Return all the data, word for word.

─── DATA SECTION

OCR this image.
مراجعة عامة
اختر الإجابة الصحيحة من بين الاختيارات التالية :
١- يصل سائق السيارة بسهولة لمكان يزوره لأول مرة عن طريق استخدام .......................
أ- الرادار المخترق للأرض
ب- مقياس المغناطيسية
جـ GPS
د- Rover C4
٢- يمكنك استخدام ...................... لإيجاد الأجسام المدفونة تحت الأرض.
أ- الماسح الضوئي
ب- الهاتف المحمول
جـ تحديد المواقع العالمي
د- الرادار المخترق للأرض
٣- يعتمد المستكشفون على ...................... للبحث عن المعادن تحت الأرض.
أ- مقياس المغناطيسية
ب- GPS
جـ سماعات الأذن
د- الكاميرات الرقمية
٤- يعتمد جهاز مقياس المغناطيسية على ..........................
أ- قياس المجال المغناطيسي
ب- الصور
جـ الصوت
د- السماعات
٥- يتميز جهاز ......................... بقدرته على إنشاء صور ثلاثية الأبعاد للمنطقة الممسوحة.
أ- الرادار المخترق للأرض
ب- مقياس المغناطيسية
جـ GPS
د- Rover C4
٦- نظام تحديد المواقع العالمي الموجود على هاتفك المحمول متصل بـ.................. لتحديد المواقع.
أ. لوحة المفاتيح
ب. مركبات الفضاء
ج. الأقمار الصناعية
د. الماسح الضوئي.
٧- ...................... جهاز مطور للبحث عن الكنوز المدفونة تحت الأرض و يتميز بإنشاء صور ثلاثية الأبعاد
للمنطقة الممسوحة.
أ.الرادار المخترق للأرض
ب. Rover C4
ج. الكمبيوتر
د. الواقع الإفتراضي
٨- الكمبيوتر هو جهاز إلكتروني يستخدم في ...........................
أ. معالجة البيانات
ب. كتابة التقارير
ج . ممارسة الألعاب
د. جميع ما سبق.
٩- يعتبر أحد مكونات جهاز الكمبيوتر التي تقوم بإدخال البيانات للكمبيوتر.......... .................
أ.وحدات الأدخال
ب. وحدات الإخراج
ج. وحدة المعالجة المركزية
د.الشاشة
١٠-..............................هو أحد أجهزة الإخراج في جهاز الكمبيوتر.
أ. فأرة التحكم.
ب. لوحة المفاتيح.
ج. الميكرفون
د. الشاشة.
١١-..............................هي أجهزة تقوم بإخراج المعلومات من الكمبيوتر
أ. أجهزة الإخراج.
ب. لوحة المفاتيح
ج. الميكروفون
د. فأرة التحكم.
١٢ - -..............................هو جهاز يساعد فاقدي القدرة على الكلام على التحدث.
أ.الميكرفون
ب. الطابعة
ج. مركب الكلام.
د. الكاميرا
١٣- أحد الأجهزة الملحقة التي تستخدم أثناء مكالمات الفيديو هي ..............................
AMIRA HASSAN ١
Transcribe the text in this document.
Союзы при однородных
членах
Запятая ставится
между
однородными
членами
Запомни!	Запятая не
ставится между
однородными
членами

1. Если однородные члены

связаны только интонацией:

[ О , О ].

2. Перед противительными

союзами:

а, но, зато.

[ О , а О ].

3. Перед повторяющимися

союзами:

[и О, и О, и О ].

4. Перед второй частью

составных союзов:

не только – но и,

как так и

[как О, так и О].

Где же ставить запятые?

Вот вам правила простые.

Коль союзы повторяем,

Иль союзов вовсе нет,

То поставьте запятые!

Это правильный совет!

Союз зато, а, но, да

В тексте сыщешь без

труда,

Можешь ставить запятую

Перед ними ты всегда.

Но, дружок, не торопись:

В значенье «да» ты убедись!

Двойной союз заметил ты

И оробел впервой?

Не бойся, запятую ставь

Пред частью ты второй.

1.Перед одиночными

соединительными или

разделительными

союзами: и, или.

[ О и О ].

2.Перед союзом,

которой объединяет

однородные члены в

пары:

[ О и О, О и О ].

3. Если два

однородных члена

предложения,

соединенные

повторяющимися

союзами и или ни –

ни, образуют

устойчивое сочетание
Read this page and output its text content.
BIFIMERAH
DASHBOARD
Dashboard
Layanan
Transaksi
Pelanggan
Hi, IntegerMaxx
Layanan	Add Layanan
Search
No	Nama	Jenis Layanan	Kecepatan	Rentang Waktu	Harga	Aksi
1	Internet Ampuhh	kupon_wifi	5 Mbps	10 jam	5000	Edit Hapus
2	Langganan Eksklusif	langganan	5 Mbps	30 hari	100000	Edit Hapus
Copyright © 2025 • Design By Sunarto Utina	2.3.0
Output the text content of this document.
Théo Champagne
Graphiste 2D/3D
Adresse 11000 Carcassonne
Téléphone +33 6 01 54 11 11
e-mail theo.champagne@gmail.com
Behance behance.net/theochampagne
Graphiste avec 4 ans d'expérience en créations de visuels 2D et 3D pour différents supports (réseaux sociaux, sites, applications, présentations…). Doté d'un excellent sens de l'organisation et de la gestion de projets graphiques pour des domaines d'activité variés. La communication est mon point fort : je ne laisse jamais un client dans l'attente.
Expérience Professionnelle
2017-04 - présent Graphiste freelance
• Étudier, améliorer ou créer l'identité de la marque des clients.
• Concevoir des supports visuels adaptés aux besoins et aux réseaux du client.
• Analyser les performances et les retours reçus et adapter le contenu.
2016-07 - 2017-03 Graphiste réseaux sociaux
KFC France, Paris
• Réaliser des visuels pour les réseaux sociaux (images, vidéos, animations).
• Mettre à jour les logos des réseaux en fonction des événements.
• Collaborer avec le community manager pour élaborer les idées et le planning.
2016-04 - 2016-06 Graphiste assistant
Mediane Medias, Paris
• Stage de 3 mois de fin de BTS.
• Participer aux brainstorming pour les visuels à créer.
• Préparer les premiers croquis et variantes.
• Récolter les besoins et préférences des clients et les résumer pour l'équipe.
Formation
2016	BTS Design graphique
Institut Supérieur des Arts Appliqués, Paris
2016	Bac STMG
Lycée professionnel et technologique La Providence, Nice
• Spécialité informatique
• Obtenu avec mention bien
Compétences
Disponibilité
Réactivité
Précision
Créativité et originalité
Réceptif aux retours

──────

RESPONSE BELOW:
OCR this image.
مراجعة عامة
اختر الإجابة الصحيحة من بين الاختيارات التالية :
١- يصل سائق السيارة بسهولة لمكان يزوره لأول مرة عن طريق استخدام .......................
أ- الرادار المخترق للأرض
ب- مقياس المغناطيسية
جـ GPS
د- Rover C4
٢- يمكنك استخدام ...................... لإيجاد الأجسام المدفونة تحت الأرض.
أ- الماسح الضوئي
ب- الهاتف المحمول
جـ تحديد المواقع العالمي
د- الرادار المخترق للأرض
٣- يعتمد المستكشفون على ...................... للبحث عن المعادن تحت الأرض.
أ- مقياس المغناطيسية
ب- GPS
جـ سماعات الأذن
د- الكاميرات الرقمية
٤- يعتمد جهاز مقياس المغناطيسية على ..........................
أ- قياس المجال المغناطيسي
ب- الصور
جـ الصوت
د- السماعات
٥- يتميز جهاز ......................... بقدرته على إنشاء صور ثلاثية الأبعاد للمنطقة الممسوحة.
أ- الرادار المخترق للأرض
ب- مقياس المغناطيسية
جـ GPS
د- Rover C4
٦- نظام تحديد المواقع العالمي الموجود على هاتفك المحمول متصل بـ.................. لتحديد المواقع.
أ. لوحة المفاتيح
ب. مركبات الفضاء
ج. الأقمار الصناعية
د. الماسح الضوئي.
٧- ...................... جهاز مطور للبحث عن الكنوز المدفونة تحت الأرض و يتميز بإنشاء صور ثلاثية الأبعاد
للمنطقة الممسوحة.
أ.الرادار المخترق للأرض
ب. Rover C4
ج. الكمبيوتر
د. الواقع الإفتراضي
٨- الكمبيوتر هو جهاز إلكتروني يستخدم في ...........................
أ. معالجة البيانات
ب. كتابة التقارير
ج . ممارسة الألعاب
د. جميع ما سبق.
٩- يعتبر أحد مكونات جهاز الكمبيوتر التي تقوم بإدخال البيانات للكمبيوتر.......... .................
أ.وحدات الأدخال
ب. وحدات الإخراج
ج. وحدة المعالجة المركزية
د.الشاشة
١٠-..............................هو أحد أجهزة الإخراج في جهاز الكمبيوتر.
أ. فأرة التحكم.
ب. لوحة المفاتيح.
ج. الميكرفون
د. الشاشة.
١١-..............................هي أجهزة تقوم بإخراج المعلومات من الكمبيوتر
أ. أجهزة الإخراج.
ب. لوحة المفاتيح
ج. الميكروفون
د. فأرة التحكم.
١٢ - -..............................هو جهاز يساعد فاقدي القدرة على الكلام على التحدث.
أ.الميكرفون
ب. الطابعة
ج. مركب الكلام.
د. الكاميرا
١٣- أحد الأجهزة الملحقة التي تستخدم أثناء مكالمات الفيديو هي ..............................
AMIRA HASSAN ١
Transcribe the text in this document.
Союзы при однородных
членах
Запятая ставится
между
однородными
членами
Запомни!	Запятая не
ставится между
однородными
членами

1. Если однородные члены

связаны только интонацией:

[ О , О ].

2. Перед противительными

союзами:

а, но, зато.

[ О , а О ].

3. Перед повторяющимися

союзами:

[и О, и О, и О ].

4. Перед второй частью

составных союзов:

не только – но и,

как так и

[как О, так и О].

Где же ставить запятые?

Вот вам правила простые.

Коль союзы повторяем,

Иль союзов вовсе нет,

То поставьте запятые!

Это правильный совет!

Союз зато, а, но, да

В тексте сыщешь без

труда,

Можешь ставить запятую

Перед ними ты всегда.

Но, дружок, не торопись:

В значенье «да» ты убедись!

Двойной союз заметил ты

И оробел впервой?

Не бойся, запятую ставь

Пред частью ты второй.

1.Перед одиночными

соединительными или

разделительными

союзами: и, или.

[ О и О ].

2.Перед союзом,

которой объединяет

однородные члены в

пары:

[ О и О, О и О ].

3. Если два

однородных члена

предложения,

соединенные

повторяющимися

союзами и или ни –

ни, образуют

устойчивое сочетание
Read this page and output its text content.
BIFIMERAH
DASHBOARD
Dashboard
Layanan
Transaksi
Pelanggan
Hi, IntegerMaxx
Layanan	Add Layanan
Search
No	Nama	Jenis Layanan	Kecepatan	Rentang Waktu	Harga	Aksi
1	Internet Ampuhh	kupon_wifi	5 Mbps	10 jam	5000	Edit Hapus
2	Langganan Eksklusif	langganan	5 Mbps	30 hari	100000	Edit Hapus
Copyright © 2025 • Design By Sunarto Utina	2.3.0
Output the text content of this document.
Théo Champagne
Graphiste 2D/3D
Adresse 11000 Carcassonne
Téléphone +33 6 01 54 11 11
e-mail theo.champagne@gmail.com
Behance behance.net/theochampagne
Graphiste avec 4 ans d'expérience en créations de visuels 2D et 3D pour différents supports (réseaux sociaux, sites, applications, présentations…). Doté d'un excellent sens de l'organisation et de la gestion de projets graphiques pour des domaines d'activité variés. La communication est mon point fort : je ne laisse jamais un client dans l'attente.
Expérience Professionnelle
2017-04 - présent Graphiste freelance
• Étudier, améliorer ou créer l'identité de la marque des clients.
• Concevoir des supports visuels adaptés aux besoins et aux réseaux du client.
• Analyser les performances et les retours reçus et adapter le contenu.
2016-07 - 2017-03 Graphiste réseaux sociaux
KFC France, Paris
• Réaliser des visuels pour les réseaux sociaux (images, vidéos, animations).
• Mettre à jour les logos des réseaux en fonction des événements.
• Collaborer avec le community manager pour élaborer les idées et le planning.
2016-04 - 2016-06 Graphiste assistant
Mediane Medias, Paris
• Stage de 3 mois de fin de BTS.
• Participer aux brainstorming pour les visuels à créer.
• Préparer les premiers croquis et variantes.
• Récolter les besoins et préférences des clients et les résumer pour l'équipe.
Formation
2016	BTS Design graphique
Institut Supérieur des Arts Appliqués, Paris
2016	Bac STMG
Lycée professionnel et technologique La Providence, Nice
• Spécialité informatique
• Obtenu avec mention bien
Compétences
Disponibilité
Réactivité
Précision
Créativité et originalité
Réceptif aux retours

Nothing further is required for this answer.